RECORDS FOR PROCESSING:
====

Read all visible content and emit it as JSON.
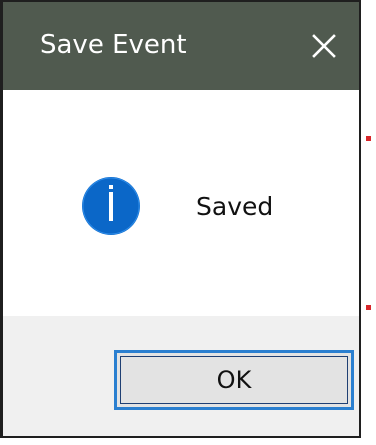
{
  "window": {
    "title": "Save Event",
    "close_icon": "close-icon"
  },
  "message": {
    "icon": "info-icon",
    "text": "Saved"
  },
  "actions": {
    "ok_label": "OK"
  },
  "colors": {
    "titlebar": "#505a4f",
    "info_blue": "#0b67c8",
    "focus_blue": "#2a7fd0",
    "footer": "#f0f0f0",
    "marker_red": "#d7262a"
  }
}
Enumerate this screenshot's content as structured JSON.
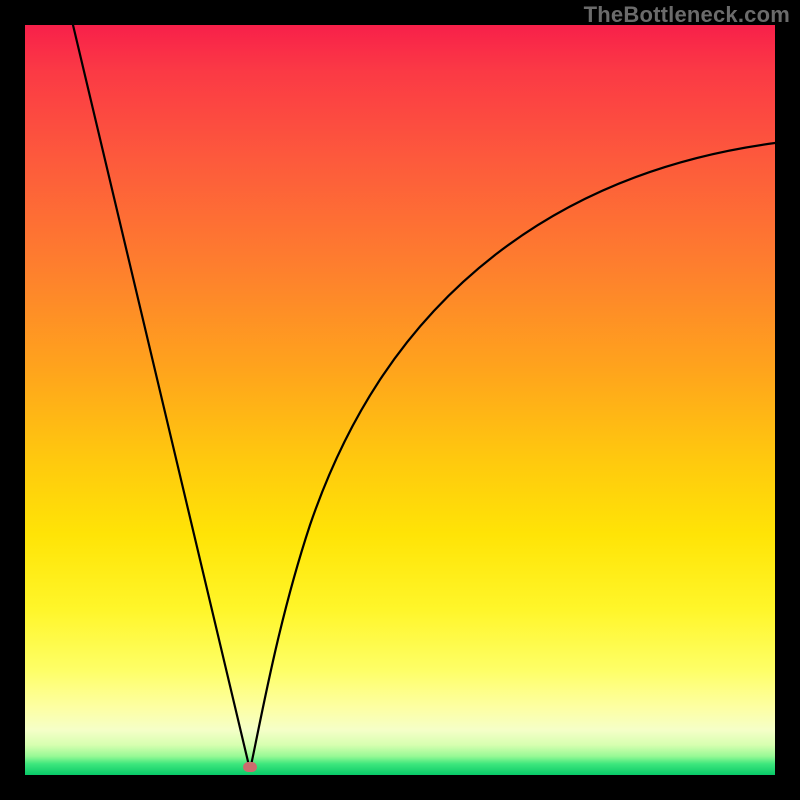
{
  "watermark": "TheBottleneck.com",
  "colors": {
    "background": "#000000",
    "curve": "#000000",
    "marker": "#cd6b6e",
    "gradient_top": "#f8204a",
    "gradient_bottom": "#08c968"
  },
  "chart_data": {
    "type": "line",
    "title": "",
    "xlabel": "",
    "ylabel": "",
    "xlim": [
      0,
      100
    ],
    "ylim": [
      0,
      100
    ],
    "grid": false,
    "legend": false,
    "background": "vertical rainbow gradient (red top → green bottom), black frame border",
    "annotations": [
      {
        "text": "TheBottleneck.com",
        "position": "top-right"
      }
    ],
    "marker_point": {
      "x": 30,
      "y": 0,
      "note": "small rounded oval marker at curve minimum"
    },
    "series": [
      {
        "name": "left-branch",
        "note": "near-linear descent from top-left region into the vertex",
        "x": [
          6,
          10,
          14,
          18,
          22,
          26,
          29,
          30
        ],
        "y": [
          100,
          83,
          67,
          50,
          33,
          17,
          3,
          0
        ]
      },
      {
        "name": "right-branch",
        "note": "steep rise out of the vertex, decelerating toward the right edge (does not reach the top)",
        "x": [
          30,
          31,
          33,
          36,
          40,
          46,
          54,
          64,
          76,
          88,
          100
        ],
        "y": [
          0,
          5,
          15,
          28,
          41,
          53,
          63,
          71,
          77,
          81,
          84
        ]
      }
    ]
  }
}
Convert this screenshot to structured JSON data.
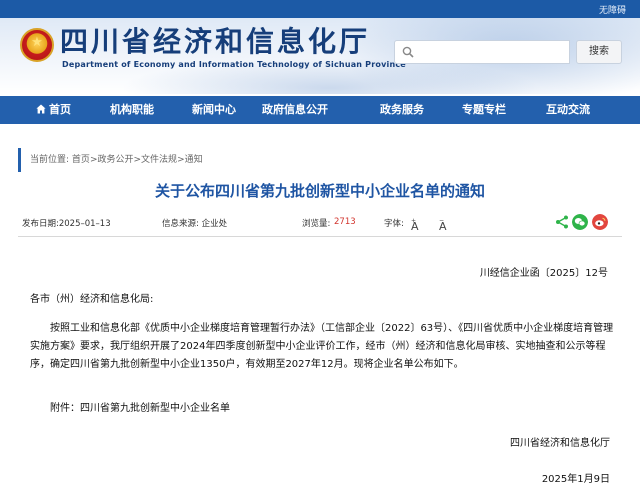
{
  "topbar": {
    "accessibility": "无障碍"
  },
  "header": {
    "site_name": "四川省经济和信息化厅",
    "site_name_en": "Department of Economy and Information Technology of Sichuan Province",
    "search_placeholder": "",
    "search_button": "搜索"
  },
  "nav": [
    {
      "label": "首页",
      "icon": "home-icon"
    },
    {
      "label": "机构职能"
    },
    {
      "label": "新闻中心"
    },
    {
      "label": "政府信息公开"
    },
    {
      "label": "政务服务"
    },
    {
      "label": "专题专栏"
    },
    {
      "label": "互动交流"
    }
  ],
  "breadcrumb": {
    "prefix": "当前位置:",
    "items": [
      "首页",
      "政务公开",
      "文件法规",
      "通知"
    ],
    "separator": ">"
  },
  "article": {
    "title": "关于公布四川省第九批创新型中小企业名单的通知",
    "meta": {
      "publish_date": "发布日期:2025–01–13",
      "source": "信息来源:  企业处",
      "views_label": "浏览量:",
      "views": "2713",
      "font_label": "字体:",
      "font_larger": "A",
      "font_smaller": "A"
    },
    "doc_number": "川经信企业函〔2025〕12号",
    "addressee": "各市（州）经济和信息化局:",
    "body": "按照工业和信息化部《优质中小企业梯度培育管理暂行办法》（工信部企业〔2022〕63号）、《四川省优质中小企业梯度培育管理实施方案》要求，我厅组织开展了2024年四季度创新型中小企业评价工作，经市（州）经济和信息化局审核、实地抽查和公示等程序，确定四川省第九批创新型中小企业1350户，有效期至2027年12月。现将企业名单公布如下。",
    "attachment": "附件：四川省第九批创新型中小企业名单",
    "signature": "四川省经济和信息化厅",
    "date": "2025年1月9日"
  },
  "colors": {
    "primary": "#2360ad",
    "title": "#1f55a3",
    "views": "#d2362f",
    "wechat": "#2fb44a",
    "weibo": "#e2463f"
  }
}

====

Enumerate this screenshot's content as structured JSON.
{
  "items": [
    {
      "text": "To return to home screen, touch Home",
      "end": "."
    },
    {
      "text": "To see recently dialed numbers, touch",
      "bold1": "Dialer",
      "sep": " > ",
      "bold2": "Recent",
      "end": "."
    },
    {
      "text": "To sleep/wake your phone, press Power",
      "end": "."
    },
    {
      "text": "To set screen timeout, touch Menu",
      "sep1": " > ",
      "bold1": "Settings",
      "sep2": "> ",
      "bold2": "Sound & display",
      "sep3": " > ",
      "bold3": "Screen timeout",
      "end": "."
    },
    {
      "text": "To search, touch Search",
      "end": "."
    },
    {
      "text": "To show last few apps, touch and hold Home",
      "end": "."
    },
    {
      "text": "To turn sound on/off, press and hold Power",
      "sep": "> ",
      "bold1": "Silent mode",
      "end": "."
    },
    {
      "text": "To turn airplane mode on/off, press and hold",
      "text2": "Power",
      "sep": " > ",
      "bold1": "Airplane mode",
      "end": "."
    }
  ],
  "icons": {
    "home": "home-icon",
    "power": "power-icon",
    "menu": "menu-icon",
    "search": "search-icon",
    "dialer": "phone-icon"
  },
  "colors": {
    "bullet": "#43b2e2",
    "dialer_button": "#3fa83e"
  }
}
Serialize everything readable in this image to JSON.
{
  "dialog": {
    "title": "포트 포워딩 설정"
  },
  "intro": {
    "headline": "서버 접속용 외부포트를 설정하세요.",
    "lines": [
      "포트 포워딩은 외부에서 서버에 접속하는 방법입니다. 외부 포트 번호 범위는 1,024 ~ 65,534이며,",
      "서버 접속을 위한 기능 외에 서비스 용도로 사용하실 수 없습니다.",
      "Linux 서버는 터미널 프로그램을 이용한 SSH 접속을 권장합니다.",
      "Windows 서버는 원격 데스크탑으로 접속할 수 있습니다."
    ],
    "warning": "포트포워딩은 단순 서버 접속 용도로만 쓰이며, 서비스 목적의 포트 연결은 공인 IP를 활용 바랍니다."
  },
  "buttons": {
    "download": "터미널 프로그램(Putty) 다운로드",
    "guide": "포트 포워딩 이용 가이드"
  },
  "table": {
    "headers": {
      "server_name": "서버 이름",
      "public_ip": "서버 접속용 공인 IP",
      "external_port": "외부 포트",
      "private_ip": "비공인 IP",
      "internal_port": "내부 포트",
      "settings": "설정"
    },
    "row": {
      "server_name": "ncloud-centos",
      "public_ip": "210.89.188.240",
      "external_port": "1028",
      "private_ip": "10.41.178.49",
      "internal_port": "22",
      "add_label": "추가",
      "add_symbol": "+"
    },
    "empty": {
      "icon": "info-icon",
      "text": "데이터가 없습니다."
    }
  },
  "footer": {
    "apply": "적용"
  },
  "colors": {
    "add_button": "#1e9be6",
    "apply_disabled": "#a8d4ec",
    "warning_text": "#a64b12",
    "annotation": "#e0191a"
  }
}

====

TASK TO CARRY OUT: Find and count the lines of the data that include the string "mode", and report that figure by itself.

PROBLEM SOLUTION: 3